(Dataset entries)
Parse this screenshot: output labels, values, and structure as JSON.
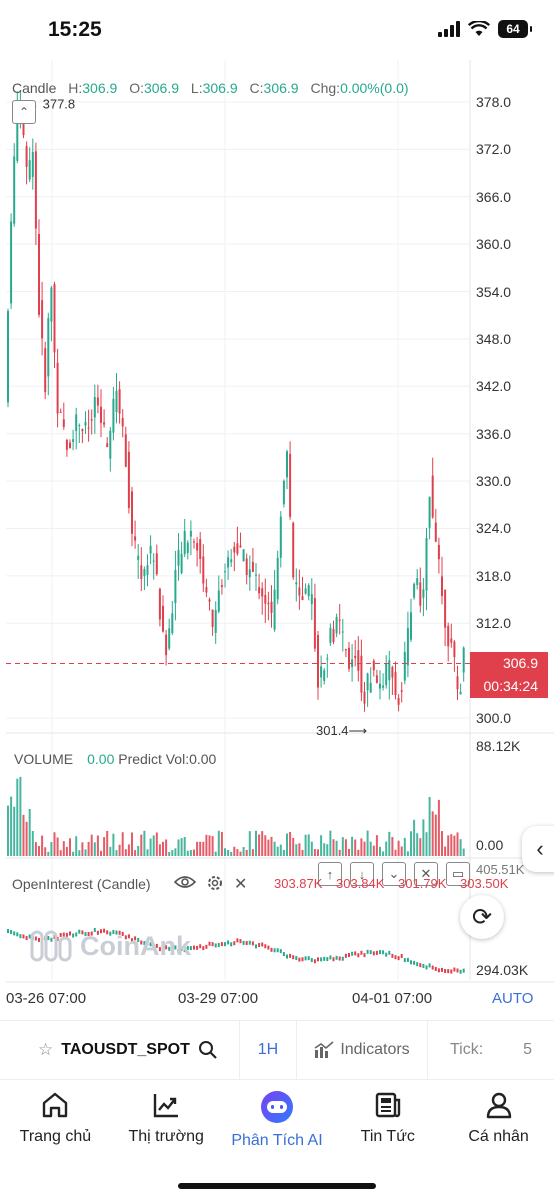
{
  "status": {
    "time": "15:25",
    "battery": "64"
  },
  "chart": {
    "type_label": "Candle",
    "ohlc": {
      "h": "306.9",
      "o": "306.9",
      "l": "306.9",
      "c": "306.9",
      "chg": "0.00%(0.0)"
    },
    "h_label": "H:",
    "o_label": "O:",
    "l_label": "L:",
    "c_label": "C:",
    "chg_label": "Chg:",
    "high_marker": "377.8",
    "low_marker": "301.4",
    "y_ticks": [
      "378.0",
      "372.0",
      "366.0",
      "360.0",
      "354.0",
      "348.0",
      "342.0",
      "336.0",
      "330.0",
      "324.0",
      "318.0",
      "312.0",
      "300.0"
    ],
    "last_price": "306.9",
    "countdown": "00:34:24",
    "x_ticks": [
      "03-26 07:00",
      "03-29 07:00",
      "04-01 07:00"
    ],
    "auto_label": "AUTO",
    "colors": {
      "up": "#28a98d",
      "down": "#e0404c",
      "accent": "#3a6fd8"
    }
  },
  "volume": {
    "label": "VOLUME",
    "value": "0.00",
    "predict": "Predict Vol:0.00",
    "max": "88.12K",
    "min": "0.00"
  },
  "open_interest": {
    "label": "OpenInterest (Candle)",
    "values": [
      "303.87K",
      "303.84K",
      "301.79K",
      "303.50K"
    ],
    "scale_top": "405.51K",
    "scale_bottom": "294.03K"
  },
  "watermark": "CoinAnk",
  "toolbar": {
    "symbol": "TAOUSDT_SPOT",
    "timeframe": "1H",
    "indicators": "Indicators",
    "tick_label": "Tick:",
    "tick_value": "5"
  },
  "nav": [
    {
      "label": "Trang chủ",
      "icon": "home-icon"
    },
    {
      "label": "Thị trường",
      "icon": "market-chart-icon"
    },
    {
      "label": "Phân Tích AI",
      "icon": "ai-robot-icon"
    },
    {
      "label": "Tin Tức",
      "icon": "news-icon"
    },
    {
      "label": "Cá nhân",
      "icon": "profile-icon"
    }
  ]
}
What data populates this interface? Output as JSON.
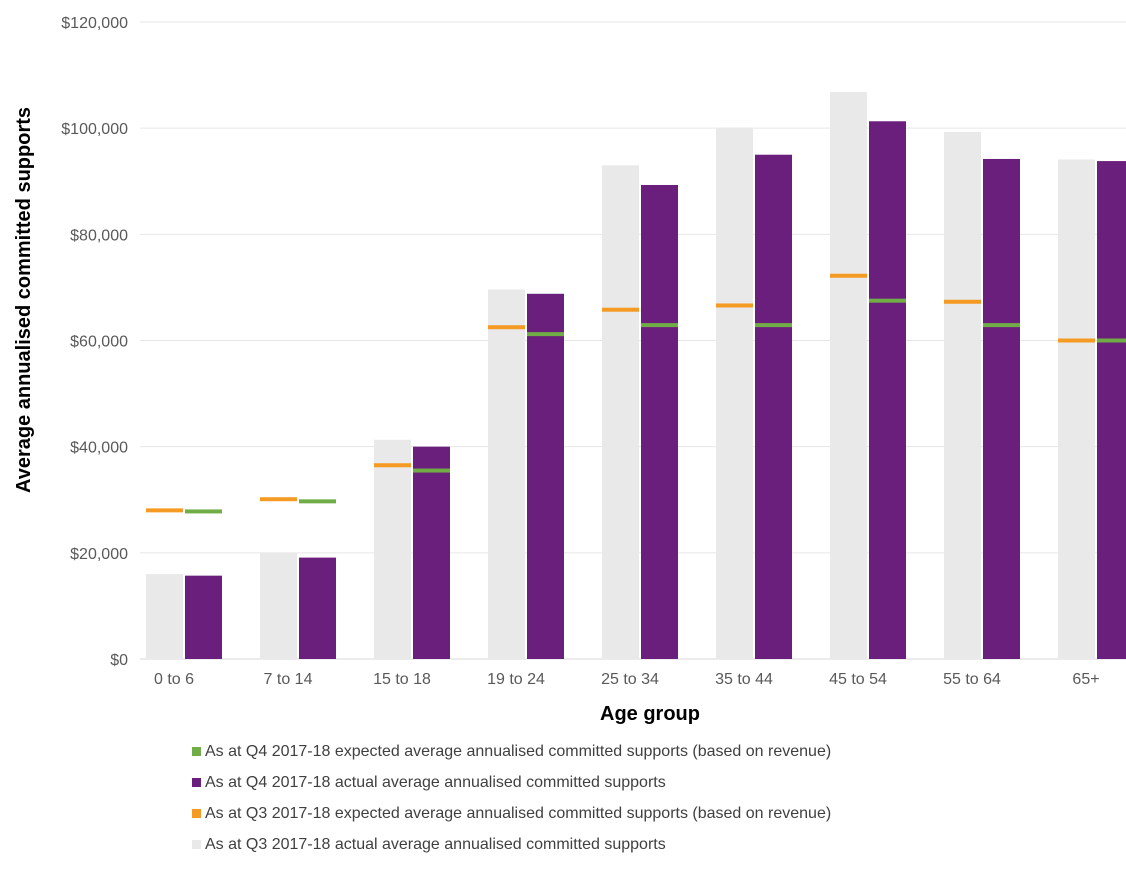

• Goal: Transcribe the material exactly, keeping every word and none of the pictures.

• Written answer:
Parse this screenshot: output labels, values, and structure as JSON.
{
  "status": {
    "time": "15:25",
    "battery": "64"
  },
  "chart": {
    "type_label": "Candle",
    "ohlc": {
      "h": "306.9",
      "o": "306.9",
      "l": "306.9",
      "c": "306.9",
      "chg": "0.00%(0.0)"
    },
    "h_label": "H:",
    "o_label": "O:",
    "l_label": "L:",
    "c_label": "C:",
    "chg_label": "Chg:",
    "high_marker": "377.8",
    "low_marker": "301.4",
    "y_ticks": [
      "378.0",
      "372.0",
      "366.0",
      "360.0",
      "354.0",
      "348.0",
      "342.0",
      "336.0",
      "330.0",
      "324.0",
      "318.0",
      "312.0",
      "300.0"
    ],
    "last_price": "306.9",
    "countdown": "00:34:24",
    "x_ticks": [
      "03-26 07:00",
      "03-29 07:00",
      "04-01 07:00"
    ],
    "auto_label": "AUTO",
    "colors": {
      "up": "#28a98d",
      "down": "#e0404c",
      "accent": "#3a6fd8"
    }
  },
  "volume": {
    "label": "VOLUME",
    "value": "0.00",
    "predict": "Predict Vol:0.00",
    "max": "88.12K",
    "min": "0.00"
  },
  "open_interest": {
    "label": "OpenInterest (Candle)",
    "values": [
      "303.87K",
      "303.84K",
      "301.79K",
      "303.50K"
    ],
    "scale_top": "405.51K",
    "scale_bottom": "294.03K"
  },
  "watermark": "CoinAnk",
  "toolbar": {
    "symbol": "TAOUSDT_SPOT",
    "timeframe": "1H",
    "indicators": "Indicators",
    "tick_label": "Tick:",
    "tick_value": "5"
  },
  "nav": [
    {
      "label": "Trang chủ",
      "icon": "home-icon"
    },
    {
      "label": "Thị trường",
      "icon": "market-chart-icon"
    },
    {
      "label": "Phân Tích AI",
      "icon": "ai-robot-icon"
    },
    {
      "label": "Tin Tức",
      "icon": "news-icon"
    },
    {
      "label": "Cá nhân",
      "icon": "profile-icon"
    }
  ]
}
What data populates this interface? Output as JSON.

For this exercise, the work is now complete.